EXCERPT —
start

Tough to Land Talent
Many recruiters said they find it especially difficult to compete
for graduates from some of the academic elite. That may change amid
the economic slowdown as the job market eases. But at the time of
the survey, respondents complained that they often came away from
the elite schools empty-handed because of graduates' unrealistic
salary and career expectations. They also criticized the graduates
for having arrogant attitudes and said they find few team players at
some of the prestigious schools.
Recruiters clearly are ambivalent about schools like Harvard,
which theyoverwhelmingly named as the M.B.A. program with the most
competitive environment. They see it as the gold standard of
business schools, but the largest number think of "arrogance" when
asked what first comes to mind when they hear the Harvard name. Even
so, when recruiters were asked which school they would choose to get
an M.B.A. degree, Harvard ranked third in number of mentions.
"Harvard graduates I have interviewed are discernibly different
from other Ivy League graduates -- more well-rounded,
entrepreneurial and worldly," says Mr. Bragin. "But you have to deal
with their excessive expectations about what their M.B.A. degree
will get them. Some seem to expect to be CEO within two years."
Kristin Gandy, associate recruiter for Enron Corp., was
disappointed with her visit to M.I.T. last year. She recalls that
about half the students on her interview schedule failed to show up
and didn't bother to call or write a letter of apology.
"We didn't have a good fall season at M.I.T. and weren't at all
pleased with the results," Ms. Gandy says. But, she adds, the school
seems to be changing for the better this year under its new
career-development director. Indeed, Jackie Wilbur, the new
director, says M.I.T. students will now lose recruiting services if
they miss interviews.
M.I.T.'s Sloan School of Management ranked 38th in the survey and
received its lowest scores for its career-services office, value for
the money spent on the recruiting effort and companies' success in
retaining its graduates. Richard Schmalensee, the Sloan School's
dean, is sympathetic to recruiters' frustrations, but he doesn't
apologize for his students' selectivity.

end

INSTRUCTION 1 —
In the excerpt on recruiting M.B.A. graduates, what rank did M.I.T.'s Sloan School of Management receive in the survey?
The recruiting excerpt above and the rows that come next are separate, unrelated material.

INFORMATION SUPPLIED —
start

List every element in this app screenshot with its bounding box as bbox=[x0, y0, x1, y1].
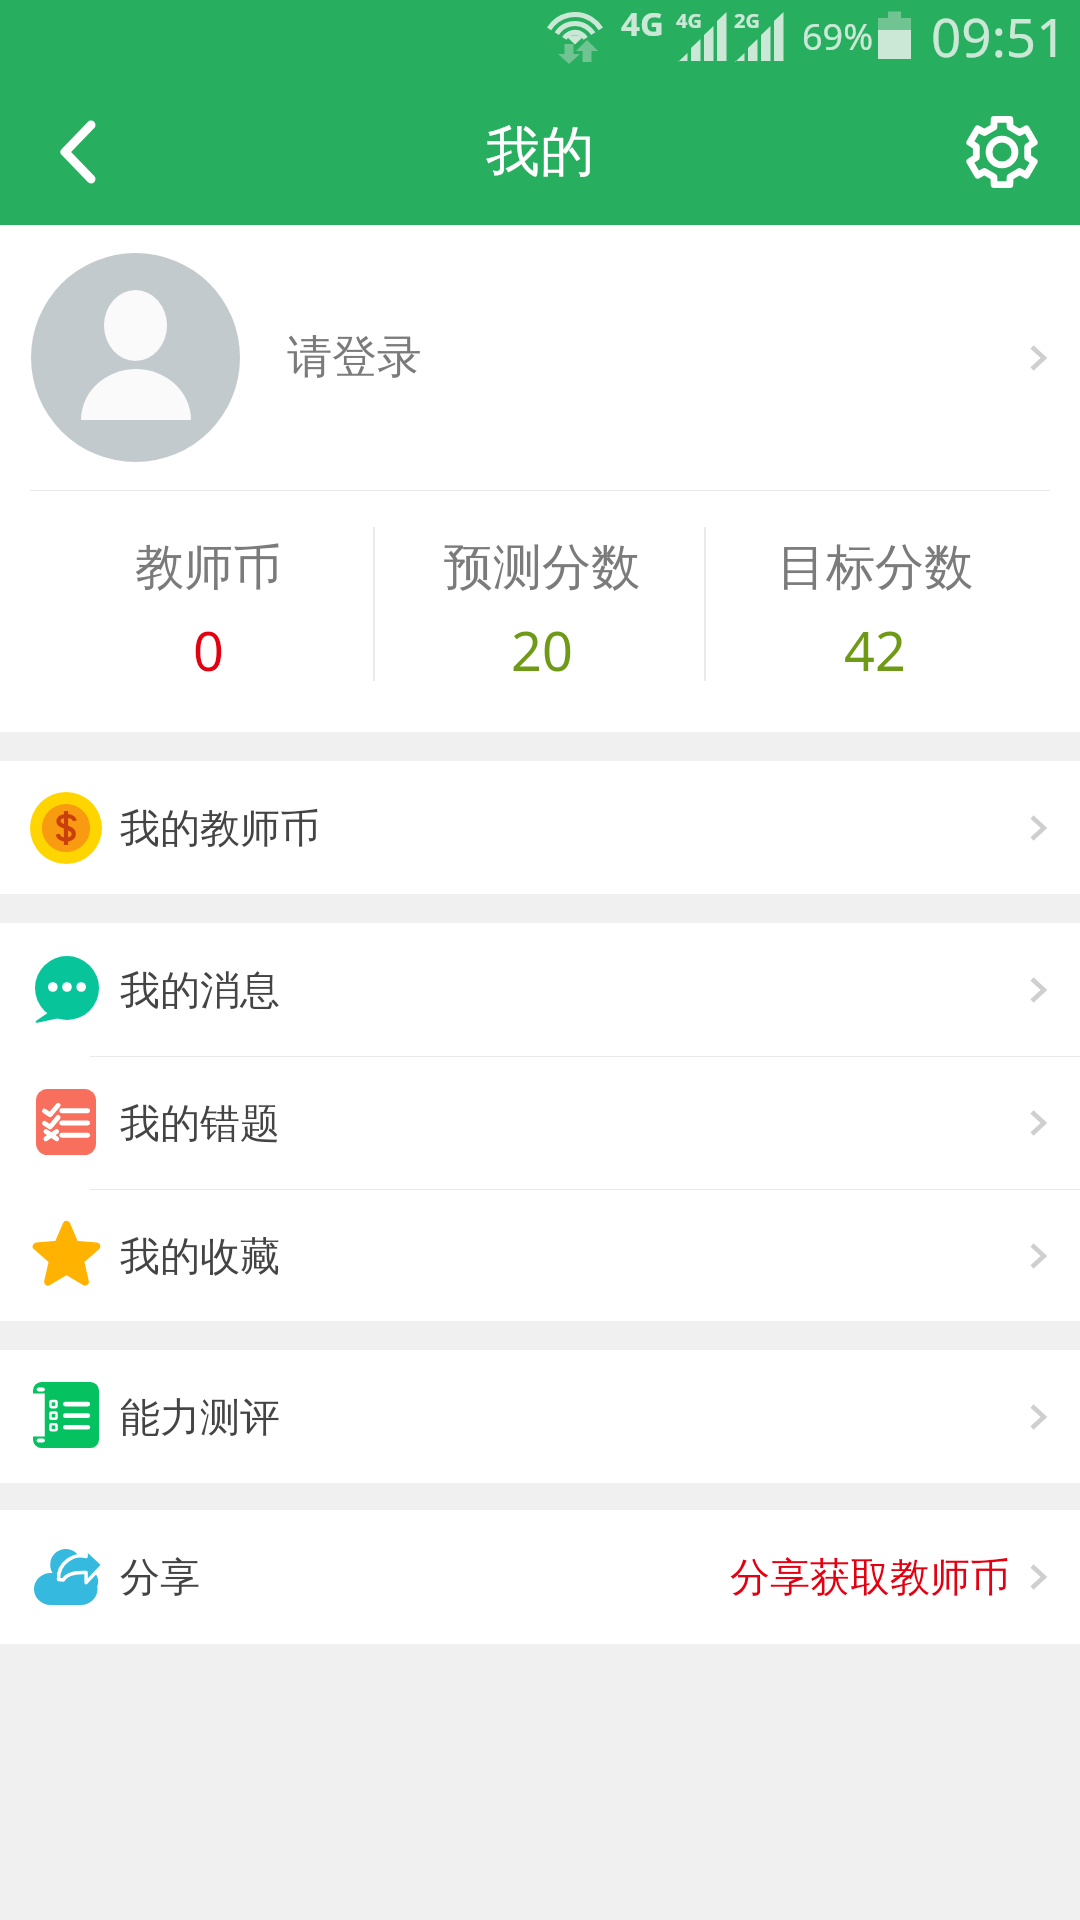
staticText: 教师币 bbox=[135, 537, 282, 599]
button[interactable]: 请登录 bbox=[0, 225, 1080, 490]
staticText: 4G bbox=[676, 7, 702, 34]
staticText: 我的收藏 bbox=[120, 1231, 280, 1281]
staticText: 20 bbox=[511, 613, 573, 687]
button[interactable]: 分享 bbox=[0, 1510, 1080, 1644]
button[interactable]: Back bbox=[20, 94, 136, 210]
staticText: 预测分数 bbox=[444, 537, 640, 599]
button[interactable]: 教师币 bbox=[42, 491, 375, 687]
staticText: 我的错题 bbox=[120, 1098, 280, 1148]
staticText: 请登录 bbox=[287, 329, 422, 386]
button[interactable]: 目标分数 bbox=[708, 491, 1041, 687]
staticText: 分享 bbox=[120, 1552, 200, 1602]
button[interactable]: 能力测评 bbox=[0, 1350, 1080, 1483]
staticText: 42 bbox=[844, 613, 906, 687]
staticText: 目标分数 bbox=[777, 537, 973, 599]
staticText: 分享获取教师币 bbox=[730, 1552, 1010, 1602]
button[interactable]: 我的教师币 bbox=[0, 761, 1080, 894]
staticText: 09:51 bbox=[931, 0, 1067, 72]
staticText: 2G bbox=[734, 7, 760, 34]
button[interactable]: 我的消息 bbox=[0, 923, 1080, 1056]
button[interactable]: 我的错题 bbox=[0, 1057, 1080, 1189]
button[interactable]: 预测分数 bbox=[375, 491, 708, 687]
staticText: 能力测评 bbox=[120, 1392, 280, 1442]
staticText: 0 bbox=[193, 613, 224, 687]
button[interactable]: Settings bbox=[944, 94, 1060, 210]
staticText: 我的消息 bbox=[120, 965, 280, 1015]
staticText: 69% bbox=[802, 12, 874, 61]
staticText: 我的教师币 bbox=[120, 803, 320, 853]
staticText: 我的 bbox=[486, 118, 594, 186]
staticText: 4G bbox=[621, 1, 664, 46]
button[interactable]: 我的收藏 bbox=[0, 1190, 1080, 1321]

end

INSTRUCTION 2 —
Recast the rows of Block 1 as a numbered list, leaving out the picture and any blank lines.

RIGHT ANSWER 1 —
38th.

RIGHT ANSWER 2 —
1. List every element in this app screenshot with its bounding box as bbox=[x0, y0, x1, y1].
2. staticText: 教师币 bbox=[135, 537, 282, 599]
3. button[interactable]: 请登录 bbox=[0, 225, 1080, 490]
4. staticText: 4G bbox=[676, 7, 702, 34]
5. staticText: 我的收藏 bbox=[120, 1231, 280, 1281]
6. staticText: 20 bbox=[511, 613, 573, 687]
7. button[interactable]: 分享 bbox=[0, 1510, 1080, 1644]
8. button[interactable]: Back bbox=[20, 94, 136, 210]
9. staticText: 预测分数 bbox=[444, 537, 640, 599]
10. button[interactable]: 教师币 bbox=[42, 491, 375, 687]
11. staticText: 我的错题 bbox=[120, 1098, 280, 1148]
12. staticText: 请登录 bbox=[287, 329, 422, 386]
13. button[interactable]: 目标分数 bbox=[708, 491, 1041, 687]
14. staticText: 分享 bbox=[120, 1552, 200, 1602]
15. button[interactable]: 能力测评 bbox=[0, 1350, 1080, 1483]
16. staticText: 42 bbox=[844, 613, 906, 687]
17. staticText: 目标分数 bbox=[777, 537, 973, 599]
18. staticText: 分享获取教师币 bbox=[730, 1552, 1010, 1602]
19. button[interactable]: 我的教师币 bbox=[0, 761, 1080, 894]
20. staticText: 09:51 bbox=[931, 0, 1067, 72]
21. staticText: 2G bbox=[734, 7, 760, 34]
22. button[interactable]: 我的消息 bbox=[0, 923, 1080, 1056]
23. button[interactable]: 我的错题 bbox=[0, 1057, 1080, 1189]
24. button[interactable]: 预测分数 bbox=[375, 491, 708, 687]
25. staticText: 能力测评 bbox=[120, 1392, 280, 1442]
26. staticText: 0 bbox=[193, 613, 224, 687]
27. button[interactable]: Settings bbox=[944, 94, 1060, 210]
28. staticText: 我的消息 bbox=[120, 965, 280, 1015]
29. staticText: 69% bbox=[802, 12, 874, 61]
30. staticText: 我的教师币 bbox=[120, 803, 320, 853]
31. staticText: 我的 bbox=[486, 118, 594, 186]
32. staticText: 4G bbox=[621, 1, 664, 46]
33. button[interactable]: 我的收藏 bbox=[0, 1190, 1080, 1321]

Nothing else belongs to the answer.